EXERCISE BRIEF | Write out, please, the line containing "Enumerate this screenshot's" together with all lines after it, up to and including the last one, with no other output.

[Extracted records]
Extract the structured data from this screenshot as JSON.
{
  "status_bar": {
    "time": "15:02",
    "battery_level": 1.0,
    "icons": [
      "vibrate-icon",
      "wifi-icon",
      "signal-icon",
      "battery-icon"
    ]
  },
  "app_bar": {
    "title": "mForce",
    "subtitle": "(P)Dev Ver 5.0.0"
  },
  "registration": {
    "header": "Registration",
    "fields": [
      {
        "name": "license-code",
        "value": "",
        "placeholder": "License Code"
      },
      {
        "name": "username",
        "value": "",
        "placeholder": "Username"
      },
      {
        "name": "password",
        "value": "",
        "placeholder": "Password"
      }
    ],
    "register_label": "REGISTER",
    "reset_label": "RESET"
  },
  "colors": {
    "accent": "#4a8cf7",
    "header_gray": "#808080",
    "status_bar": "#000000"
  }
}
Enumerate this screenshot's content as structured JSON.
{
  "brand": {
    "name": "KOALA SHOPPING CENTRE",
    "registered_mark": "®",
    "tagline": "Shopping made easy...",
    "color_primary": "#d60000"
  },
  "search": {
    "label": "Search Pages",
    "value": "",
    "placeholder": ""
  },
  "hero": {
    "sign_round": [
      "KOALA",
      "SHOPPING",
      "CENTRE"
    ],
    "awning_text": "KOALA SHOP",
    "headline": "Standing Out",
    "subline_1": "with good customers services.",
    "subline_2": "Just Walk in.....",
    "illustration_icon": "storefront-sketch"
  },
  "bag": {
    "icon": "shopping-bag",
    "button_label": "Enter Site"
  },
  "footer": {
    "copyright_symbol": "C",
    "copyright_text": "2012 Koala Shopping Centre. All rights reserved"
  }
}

CORRECT RESULT |
Enumerate this screenshot's content as structured JSON.
{
  "brand": {
    "name": "KOALA SHOPPING CENTRE",
    "registered_mark": "®",
    "tagline": "Shopping made easy...",
    "color_primary": "#d60000"
  },
  "search": {
    "label": "Search Pages",
    "value": "",
    "placeholder": ""
  },
  "hero": {
    "sign_round": [
      "KOALA",
      "SHOPPING",
      "CENTRE"
    ],
    "awning_text": "KOALA SHOP",
    "headline": "Standing Out",
    "subline_1": "with good customers services.",
    "subline_2": "Just Walk in.....",
    "illustration_icon": "storefront-sketch"
  },
  "bag": {
    "icon": "shopping-bag",
    "button_label": "Enter Site"
  },
  "footer": {
    "copyright_symbol": "C",
    "copyright_text": "2012 Koala Shopping Centre. All rights reserved"
  }
}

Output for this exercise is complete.